[Data records]

------------------------

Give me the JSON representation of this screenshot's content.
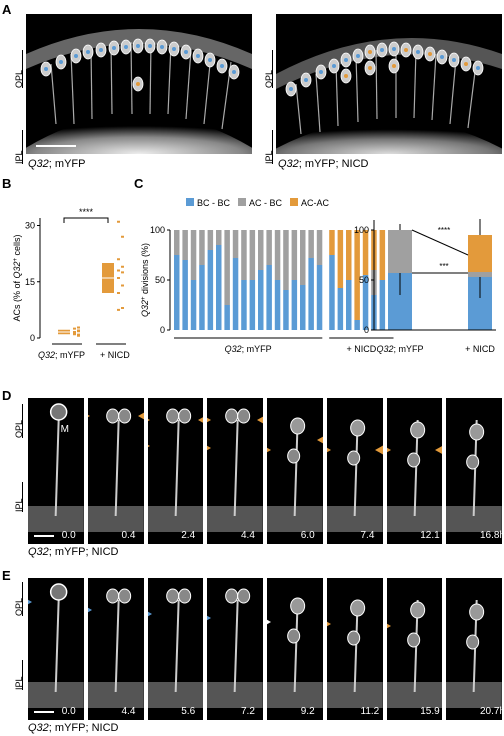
{
  "panels": {
    "A": {
      "letter": "A",
      "left_caption_italic": "Q32",
      "left_caption_rest": "; mYFP",
      "right_caption_italic": "Q32",
      "right_caption_rest": "; mYFP; NICD",
      "layer_top": "OPL",
      "layer_bottom": "IPL"
    },
    "B": {
      "letter": "B"
    },
    "C": {
      "letter": "C"
    },
    "D": {
      "letter": "D",
      "times": [
        "0.0",
        "0.4",
        "2.4",
        "4.4",
        "6.0",
        "7.4",
        "12.1",
        "16.8h"
      ],
      "m_label": "M",
      "caption_italic": "Q32",
      "caption_rest": "; mYFP; NICD",
      "layer_top": "OPL",
      "layer_bottom": "IPL"
    },
    "E": {
      "letter": "E",
      "times": [
        "0.0",
        "4.4",
        "5.6",
        "7.2",
        "9.2",
        "11.2",
        "15.9",
        "20.7h"
      ],
      "caption_italic": "Q32",
      "caption_rest": "; mYFP; NICD",
      "layer_top": "OPL",
      "layer_bottom": "IPL"
    }
  },
  "chart_data": [
    {
      "id": "B",
      "type": "scatter",
      "ylabel": "ACs (% of Q32+ cells)",
      "yticks": [
        0,
        15,
        30
      ],
      "ylim": [
        0,
        32
      ],
      "categories": [
        "Q32; mYFP",
        "+ NICD"
      ],
      "significance": "****",
      "groups": [
        {
          "name": "Q32; mYFP",
          "points": [
            2.5,
            1.8,
            1.2,
            2.0,
            1.5,
            0.6,
            1.0,
            2.8,
            1.6,
            0.9
          ],
          "mean_low": 1.0,
          "mean_high": 2.2,
          "median": 1.6
        },
        {
          "name": "+ NICD",
          "points": [
            31,
            27,
            21,
            19,
            18,
            17.5,
            16,
            14,
            12,
            8,
            7.5
          ],
          "mean_low": 12,
          "mean_high": 20,
          "median": 16
        }
      ]
    },
    {
      "id": "C1",
      "type": "bar",
      "ylabel": "Q32+ divisions (%)",
      "yticks": [
        0,
        50,
        100
      ],
      "ylim": [
        0,
        100
      ],
      "legend": [
        "BC - BC",
        "AC - BC",
        "AC-AC"
      ],
      "colors": {
        "BC - BC": "#5b9bd5",
        "AC - BC": "#a0a0a0",
        "AC-AC": "#e39a3b"
      },
      "group_labels": [
        "Q32; mYFP",
        "+ NICD"
      ],
      "series": [
        {
          "group": "Q32; mYFP",
          "bars": [
            [
              75,
              25,
              0
            ],
            [
              70,
              30,
              0
            ],
            [
              50,
              50,
              0
            ],
            [
              65,
              35,
              0
            ],
            [
              80,
              20,
              0
            ],
            [
              85,
              15,
              0
            ],
            [
              25,
              75,
              0
            ],
            [
              72,
              28,
              0
            ],
            [
              50,
              50,
              0
            ],
            [
              50,
              50,
              0
            ],
            [
              60,
              40,
              0
            ],
            [
              65,
              35,
              0
            ],
            [
              50,
              50,
              0
            ],
            [
              40,
              60,
              0
            ],
            [
              50,
              50,
              0
            ],
            [
              45,
              55,
              0
            ],
            [
              72,
              28,
              0
            ],
            [
              65,
              35,
              0
            ]
          ]
        },
        {
          "group": "+ NICD",
          "bars": [
            [
              75,
              0,
              25
            ],
            [
              42,
              0,
              58
            ],
            [
              50,
              0,
              50
            ],
            [
              10,
              0,
              90
            ],
            [
              55,
              0,
              45
            ],
            [
              35,
              25,
              40
            ],
            [
              50,
              0,
              50
            ],
            [
              55,
              0,
              45
            ]
          ]
        }
      ]
    },
    {
      "id": "C2",
      "type": "bar",
      "yticks": [
        0,
        50,
        100
      ],
      "ylim": [
        0,
        100
      ],
      "categories": [
        "Q32; mYFP",
        "+ NICD"
      ],
      "stacks": [
        {
          "BC - BC": 57,
          "AC - BC": 43,
          "AC-AC": 0
        },
        {
          "BC - BC": 53,
          "AC - BC": 5,
          "AC-AC": 37
        }
      ],
      "error_top": [
        106,
        111
      ],
      "error_bc_low": [
        35,
        32
      ],
      "significance": [
        "****",
        "***"
      ]
    }
  ]
}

------------------------

PROBLEM TO WORK ON: Images do not belong in the copy; reproduce all other parts of the records above verbatim.

WRITTEN REPLY:
Give me the JSON representation of this screenshot's content.
{
  "panels": {
    "A": {
      "letter": "A",
      "left_caption_italic": "Q32",
      "left_caption_rest": "; mYFP",
      "right_caption_italic": "Q32",
      "right_caption_rest": "; mYFP; NICD",
      "layer_top": "OPL",
      "layer_bottom": "IPL"
    },
    "B": {
      "letter": "B"
    },
    "C": {
      "letter": "C"
    },
    "D": {
      "letter": "D",
      "times": [
        "0.0",
        "0.4",
        "2.4",
        "4.4",
        "6.0",
        "7.4",
        "12.1",
        "16.8h"
      ],
      "m_label": "M",
      "caption_italic": "Q32",
      "caption_rest": "; mYFP; NICD",
      "layer_top": "OPL",
      "layer_bottom": "IPL"
    },
    "E": {
      "letter": "E",
      "times": [
        "0.0",
        "4.4",
        "5.6",
        "7.2",
        "9.2",
        "11.2",
        "15.9",
        "20.7h"
      ],
      "caption_italic": "Q32",
      "caption_rest": "; mYFP; NICD",
      "layer_top": "OPL",
      "layer_bottom": "IPL"
    }
  },
  "chart_data": [
    {
      "id": "B",
      "type": "scatter",
      "ylabel": "ACs (% of Q32+ cells)",
      "yticks": [
        0,
        15,
        30
      ],
      "ylim": [
        0,
        32
      ],
      "categories": [
        "Q32; mYFP",
        "+ NICD"
      ],
      "significance": "****",
      "groups": [
        {
          "name": "Q32; mYFP",
          "points": [
            2.5,
            1.8,
            1.2,
            2.0,
            1.5,
            0.6,
            1.0,
            2.8,
            1.6,
            0.9
          ],
          "mean_low": 1.0,
          "mean_high": 2.2,
          "median": 1.6
        },
        {
          "name": "+ NICD",
          "points": [
            31,
            27,
            21,
            19,
            18,
            17.5,
            16,
            14,
            12,
            8,
            7.5
          ],
          "mean_low": 12,
          "mean_high": 20,
          "median": 16
        }
      ]
    },
    {
      "id": "C1",
      "type": "bar",
      "ylabel": "Q32+ divisions (%)",
      "yticks": [
        0,
        50,
        100
      ],
      "ylim": [
        0,
        100
      ],
      "legend": [
        "BC - BC",
        "AC - BC",
        "AC-AC"
      ],
      "colors": {
        "BC - BC": "#5b9bd5",
        "AC - BC": "#a0a0a0",
        "AC-AC": "#e39a3b"
      },
      "group_labels": [
        "Q32; mYFP",
        "+ NICD"
      ],
      "series": [
        {
          "group": "Q32; mYFP",
          "bars": [
            [
              75,
              25,
              0
            ],
            [
              70,
              30,
              0
            ],
            [
              50,
              50,
              0
            ],
            [
              65,
              35,
              0
            ],
            [
              80,
              20,
              0
            ],
            [
              85,
              15,
              0
            ],
            [
              25,
              75,
              0
            ],
            [
              72,
              28,
              0
            ],
            [
              50,
              50,
              0
            ],
            [
              50,
              50,
              0
            ],
            [
              60,
              40,
              0
            ],
            [
              65,
              35,
              0
            ],
            [
              50,
              50,
              0
            ],
            [
              40,
              60,
              0
            ],
            [
              50,
              50,
              0
            ],
            [
              45,
              55,
              0
            ],
            [
              72,
              28,
              0
            ],
            [
              65,
              35,
              0
            ]
          ]
        },
        {
          "group": "+ NICD",
          "bars": [
            [
              75,
              0,
              25
            ],
            [
              42,
              0,
              58
            ],
            [
              50,
              0,
              50
            ],
            [
              10,
              0,
              90
            ],
            [
              55,
              0,
              45
            ],
            [
              35,
              25,
              40
            ],
            [
              50,
              0,
              50
            ],
            [
              55,
              0,
              45
            ]
          ]
        }
      ]
    },
    {
      "id": "C2",
      "type": "bar",
      "yticks": [
        0,
        50,
        100
      ],
      "ylim": [
        0,
        100
      ],
      "categories": [
        "Q32; mYFP",
        "+ NICD"
      ],
      "stacks": [
        {
          "BC - BC": 57,
          "AC - BC": 43,
          "AC-AC": 0
        },
        {
          "BC - BC": 53,
          "AC - BC": 5,
          "AC-AC": 37
        }
      ],
      "error_top": [
        106,
        111
      ],
      "error_bc_low": [
        35,
        32
      ],
      "significance": [
        "****",
        "***"
      ]
    }
  ]
}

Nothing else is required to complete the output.